Work through the material below and count the lines holding the word "разрез"; give that count and nothing more.
**** Input for this task
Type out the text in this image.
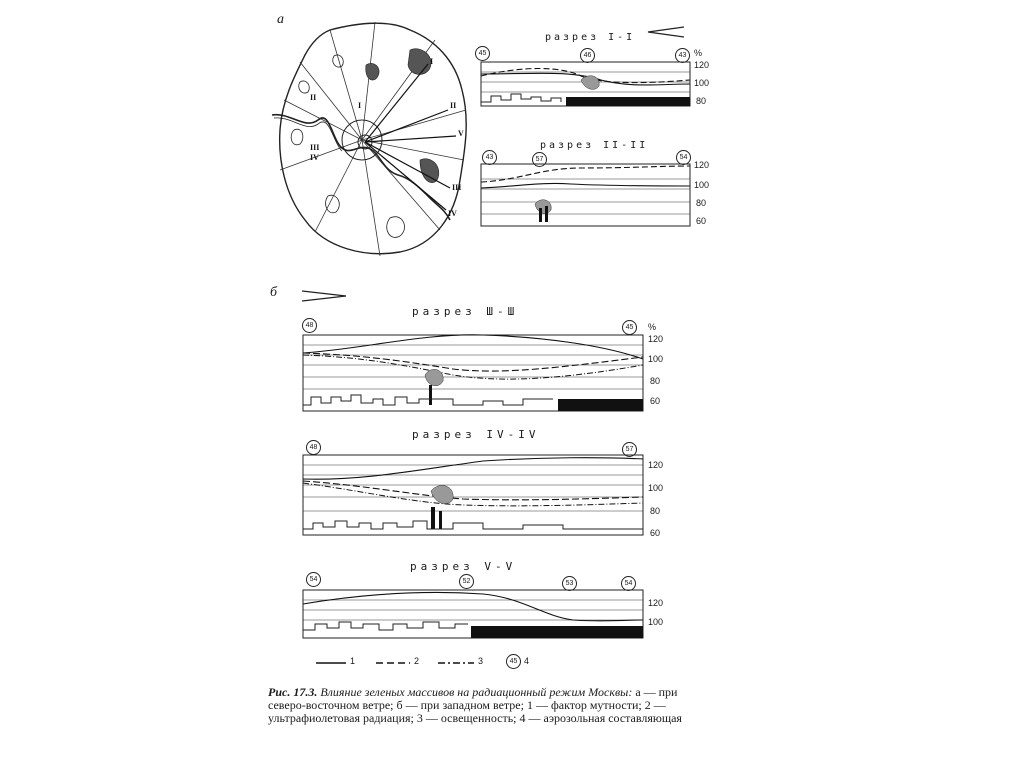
a
I
II
V
III
IV
I
II
III
IV
разрез I-I
%
45	46	43
120
100
80
разрез II-II
43	57	54
120
100
80
60
б
разрез Ш-Ш
48	45	%
120
100
80
60
разрез IV-IV
48	57
120
100
80
60
разрез V-V
54	52	53	54
120
100
1	2	3	45 4
Рис. 17.3. Влияние зеленых массивов на радиационный режим Москвы: а — при северо-восточном ветре; б — при западном ветре; 1 — фактор мутности; 2 — ультрафиолетовая радиация; 3 — освещенность; 4 — аэрозольная составляющая
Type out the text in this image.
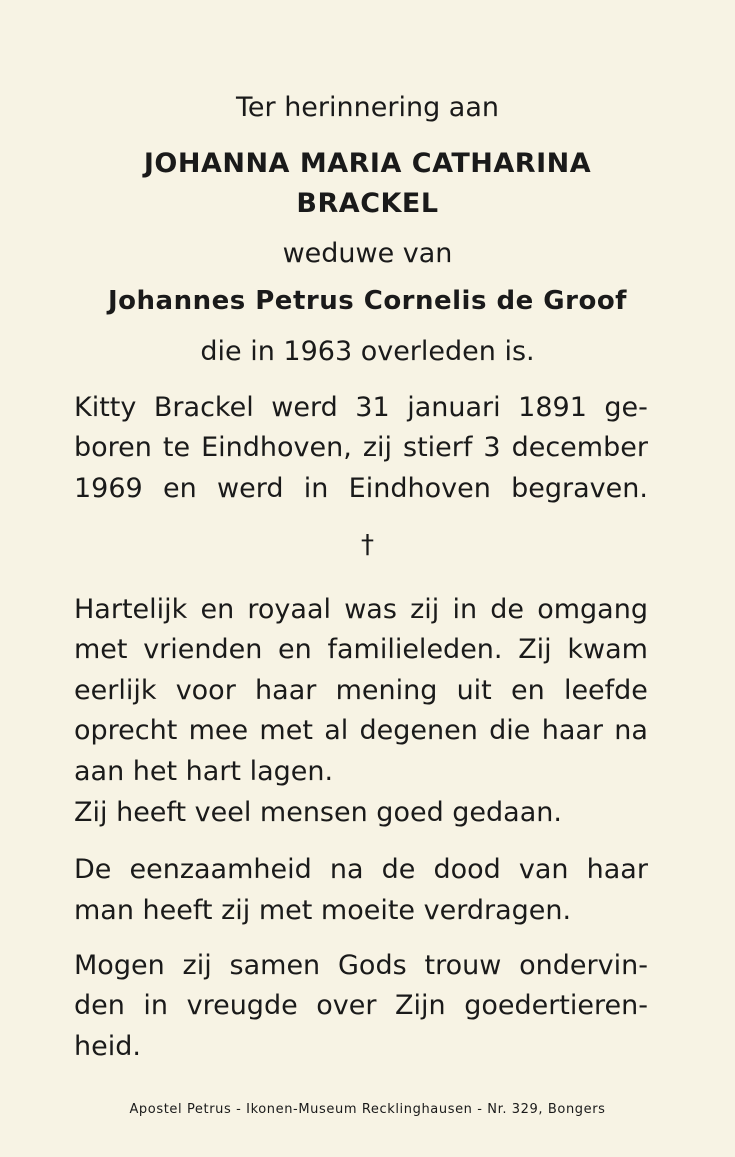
Ter herinnering aan
JOHANNA MARIA CATHARINA
BRACKEL
weduwe van
Johannes Petrus Cornelis de Groof
die in 1963 overleden is.
Kitty Brackel werd 31 januari 1891 ge-
boren te Eindhoven, zij stierf 3 december
1969 en werd in Eindhoven begraven.
†
Hartelijk en royaal was zij in de omgang
met vrienden en familieleden. Zij kwam
eerlijk voor haar mening uit en leefde
oprecht mee met al degenen die haar na
aan het hart lagen.
Zij heeft veel mensen goed gedaan.
De eenzaamheid na de dood van haar
man heeft zij met moeite verdragen.
Mogen zij samen Gods trouw ondervin-
den in vreugde over Zijn goedertieren-
heid.
Apostel Petrus - Ikonen-Museum Recklinghausen - Nr. 329, Bongers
********
Result below: 5